[Goal]:
Restate all of the data exactly.

(begin)

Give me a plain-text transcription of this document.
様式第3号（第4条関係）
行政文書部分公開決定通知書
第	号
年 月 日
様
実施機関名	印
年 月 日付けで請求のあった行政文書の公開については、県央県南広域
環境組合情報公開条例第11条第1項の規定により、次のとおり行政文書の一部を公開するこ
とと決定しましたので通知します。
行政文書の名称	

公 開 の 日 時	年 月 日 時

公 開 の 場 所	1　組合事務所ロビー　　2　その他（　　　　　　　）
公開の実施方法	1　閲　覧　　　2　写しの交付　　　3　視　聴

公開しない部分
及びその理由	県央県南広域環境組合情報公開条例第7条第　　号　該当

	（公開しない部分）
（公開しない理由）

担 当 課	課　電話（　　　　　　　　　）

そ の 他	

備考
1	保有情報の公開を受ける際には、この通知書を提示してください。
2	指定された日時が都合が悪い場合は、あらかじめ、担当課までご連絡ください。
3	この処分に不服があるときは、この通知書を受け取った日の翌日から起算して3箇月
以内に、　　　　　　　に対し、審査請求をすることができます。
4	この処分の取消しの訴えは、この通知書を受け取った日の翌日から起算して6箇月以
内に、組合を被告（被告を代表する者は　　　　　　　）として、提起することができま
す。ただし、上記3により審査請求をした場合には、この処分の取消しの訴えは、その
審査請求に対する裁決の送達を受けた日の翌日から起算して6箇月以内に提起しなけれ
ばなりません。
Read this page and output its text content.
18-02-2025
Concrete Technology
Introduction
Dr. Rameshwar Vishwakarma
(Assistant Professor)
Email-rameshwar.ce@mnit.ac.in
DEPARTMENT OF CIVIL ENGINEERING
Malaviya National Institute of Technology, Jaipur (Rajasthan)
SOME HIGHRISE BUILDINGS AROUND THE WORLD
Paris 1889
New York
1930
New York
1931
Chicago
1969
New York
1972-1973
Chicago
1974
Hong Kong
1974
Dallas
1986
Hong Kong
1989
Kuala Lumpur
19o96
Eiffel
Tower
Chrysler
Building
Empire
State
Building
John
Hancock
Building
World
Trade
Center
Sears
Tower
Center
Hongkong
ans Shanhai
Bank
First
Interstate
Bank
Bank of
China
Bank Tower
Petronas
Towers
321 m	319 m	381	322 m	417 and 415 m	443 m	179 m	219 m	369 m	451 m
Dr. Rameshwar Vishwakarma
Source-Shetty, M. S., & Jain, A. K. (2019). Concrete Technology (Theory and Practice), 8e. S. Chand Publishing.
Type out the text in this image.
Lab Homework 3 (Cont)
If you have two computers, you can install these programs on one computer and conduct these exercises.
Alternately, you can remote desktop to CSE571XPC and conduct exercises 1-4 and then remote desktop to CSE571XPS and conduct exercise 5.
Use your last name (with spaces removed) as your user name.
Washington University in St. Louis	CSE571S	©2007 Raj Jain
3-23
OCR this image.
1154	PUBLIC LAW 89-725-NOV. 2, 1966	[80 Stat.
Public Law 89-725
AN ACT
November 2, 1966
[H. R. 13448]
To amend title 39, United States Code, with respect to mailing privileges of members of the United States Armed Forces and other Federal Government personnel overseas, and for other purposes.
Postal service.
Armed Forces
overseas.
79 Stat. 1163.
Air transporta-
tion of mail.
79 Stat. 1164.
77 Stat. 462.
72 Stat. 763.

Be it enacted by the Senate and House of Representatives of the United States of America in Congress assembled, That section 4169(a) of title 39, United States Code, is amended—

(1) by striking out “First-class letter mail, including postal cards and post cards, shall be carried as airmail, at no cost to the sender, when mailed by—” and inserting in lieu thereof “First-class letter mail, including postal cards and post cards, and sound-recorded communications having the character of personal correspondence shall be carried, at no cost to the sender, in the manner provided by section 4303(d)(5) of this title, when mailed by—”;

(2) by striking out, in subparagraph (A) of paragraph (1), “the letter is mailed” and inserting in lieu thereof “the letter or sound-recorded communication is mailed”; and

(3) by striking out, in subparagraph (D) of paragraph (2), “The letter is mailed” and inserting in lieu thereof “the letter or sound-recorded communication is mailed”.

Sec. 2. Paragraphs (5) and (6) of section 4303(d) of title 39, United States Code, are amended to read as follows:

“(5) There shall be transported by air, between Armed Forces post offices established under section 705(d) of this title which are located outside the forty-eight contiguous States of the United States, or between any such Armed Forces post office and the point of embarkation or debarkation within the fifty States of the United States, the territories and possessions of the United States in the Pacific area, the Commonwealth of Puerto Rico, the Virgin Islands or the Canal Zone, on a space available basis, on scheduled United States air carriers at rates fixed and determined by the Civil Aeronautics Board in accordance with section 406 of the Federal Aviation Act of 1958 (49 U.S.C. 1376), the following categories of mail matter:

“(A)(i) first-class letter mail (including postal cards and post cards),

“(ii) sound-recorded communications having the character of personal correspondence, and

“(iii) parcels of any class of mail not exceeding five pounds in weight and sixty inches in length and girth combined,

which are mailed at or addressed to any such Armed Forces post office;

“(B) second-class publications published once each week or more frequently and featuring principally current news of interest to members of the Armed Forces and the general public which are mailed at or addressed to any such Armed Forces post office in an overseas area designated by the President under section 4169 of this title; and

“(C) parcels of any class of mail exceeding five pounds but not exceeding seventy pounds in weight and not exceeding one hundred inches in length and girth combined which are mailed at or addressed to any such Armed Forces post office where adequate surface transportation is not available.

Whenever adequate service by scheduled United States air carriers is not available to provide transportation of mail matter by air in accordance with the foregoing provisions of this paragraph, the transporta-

(end)

[The solution]:
Give me a plain-text transcription of this document.
様式第3号（第4条関係）
行政文書部分公開決定通知書
第	号
年 月 日
様
実施機関名	印
年 月 日付けで請求のあった行政文書の公開については、県央県南広域
環境組合情報公開条例第11条第1項の規定により、次のとおり行政文書の一部を公開するこ
とと決定しましたので通知します。
行政文書の名称	

公 開 の 日 時	年 月 日 時

公 開 の 場 所	1　組合事務所ロビー　　2　その他（　　　　　　　）
公開の実施方法	1　閲　覧　　　2　写しの交付　　　3　視　聴

公開しない部分
及びその理由	県央県南広域環境組合情報公開条例第7条第　　号　該当

	（公開しない部分）
（公開しない理由）

担 当 課	課　電話（　　　　　　　　　）

そ の 他	

備考
1	保有情報の公開を受ける際には、この通知書を提示してください。
2	指定された日時が都合が悪い場合は、あらかじめ、担当課までご連絡ください。
3	この処分に不服があるときは、この通知書を受け取った日の翌日から起算して3箇月
以内に、　　　　　　　に対し、審査請求をすることができます。
4	この処分の取消しの訴えは、この通知書を受け取った日の翌日から起算して6箇月以
内に、組合を被告（被告を代表する者は　　　　　　　）として、提起することができま
す。ただし、上記3により審査請求をした場合には、この処分の取消しの訴えは、その
審査請求に対する裁決の送達を受けた日の翌日から起算して6箇月以内に提起しなけれ
ばなりません。
Read this page and output its text content.
18-02-2025
Concrete Technology
Introduction
Dr. Rameshwar Vishwakarma
(Assistant Professor)
Email-rameshwar.ce@mnit.ac.in
DEPARTMENT OF CIVIL ENGINEERING
Malaviya National Institute of Technology, Jaipur (Rajasthan)
SOME HIGHRISE BUILDINGS AROUND THE WORLD
Paris 1889
New York
1930
New York
1931
Chicago
1969
New York
1972-1973
Chicago
1974
Hong Kong
1974
Dallas
1986
Hong Kong
1989
Kuala Lumpur
19o96
Eiffel
Tower
Chrysler
Building
Empire
State
Building
John
Hancock
Building
World
Trade
Center
Sears
Tower
Center
Hongkong
ans Shanhai
Bank
First
Interstate
Bank
Bank of
China
Bank Tower
Petronas
Towers
321 m	319 m	381	322 m	417 and 415 m	443 m	179 m	219 m	369 m	451 m
Dr. Rameshwar Vishwakarma
Source-Shetty, M. S., & Jain, A. K. (2019). Concrete Technology (Theory and Practice), 8e. S. Chand Publishing.
Type out the text in this image.
Lab Homework 3 (Cont)
If you have two computers, you can install these programs on one computer and conduct these exercises.
Alternately, you can remote desktop to CSE571XPC and conduct exercises 1-4 and then remote desktop to CSE571XPS and conduct exercise 5.
Use your last name (with spaces removed) as your user name.
Washington University in St. Louis	CSE571S	©2007 Raj Jain
3-23
OCR this image.
1154	PUBLIC LAW 89-725-NOV. 2, 1966	[80 Stat.
Public Law 89-725
AN ACT
November 2, 1966
[H. R. 13448]
To amend title 39, United States Code, with respect to mailing privileges of members of the United States Armed Forces and other Federal Government personnel overseas, and for other purposes.
Postal service.
Armed Forces
overseas.
79 Stat. 1163.
Air transporta-
tion of mail.
79 Stat. 1164.
77 Stat. 462.
72 Stat. 763.

Be it enacted by the Senate and House of Representatives of the United States of America in Congress assembled, That section 4169(a) of title 39, United States Code, is amended—

(1) by striking out “First-class letter mail, including postal cards and post cards, shall be carried as airmail, at no cost to the sender, when mailed by—” and inserting in lieu thereof “First-class letter mail, including postal cards and post cards, and sound-recorded communications having the character of personal correspondence shall be carried, at no cost to the sender, in the manner provided by section 4303(d)(5) of this title, when mailed by—”;

(2) by striking out, in subparagraph (A) of paragraph (1), “the letter is mailed” and inserting in lieu thereof “the letter or sound-recorded communication is mailed”; and

(3) by striking out, in subparagraph (D) of paragraph (2), “The letter is mailed” and inserting in lieu thereof “the letter or sound-recorded communication is mailed”.

Sec. 2. Paragraphs (5) and (6) of section 4303(d) of title 39, United States Code, are amended to read as follows:

“(5) There shall be transported by air, between Armed Forces post offices established under section 705(d) of this title which are located outside the forty-eight contiguous States of the United States, or between any such Armed Forces post office and the point of embarkation or debarkation within the fifty States of the United States, the territories and possessions of the United States in the Pacific area, the Commonwealth of Puerto Rico, the Virgin Islands or the Canal Zone, on a space available basis, on scheduled United States air carriers at rates fixed and determined by the Civil Aeronautics Board in accordance with section 406 of the Federal Aviation Act of 1958 (49 U.S.C. 1376), the following categories of mail matter:

“(A)(i) first-class letter mail (including postal cards and post cards),

“(ii) sound-recorded communications having the character of personal correspondence, and

“(iii) parcels of any class of mail not exceeding five pounds in weight and sixty inches in length and girth combined,

which are mailed at or addressed to any such Armed Forces post office;

“(B) second-class publications published once each week or more frequently and featuring principally current news of interest to members of the Armed Forces and the general public which are mailed at or addressed to any such Armed Forces post office in an overseas area designated by the President under section 4169 of this title; and

“(C) parcels of any class of mail exceeding five pounds but not exceeding seventy pounds in weight and not exceeding one hundred inches in length and girth combined which are mailed at or addressed to any such Armed Forces post office where adequate surface transportation is not available.

Whenever adequate service by scheduled United States air carriers is not available to provide transportation of mail matter by air in accordance with the foregoing provisions of this paragraph, the transporta-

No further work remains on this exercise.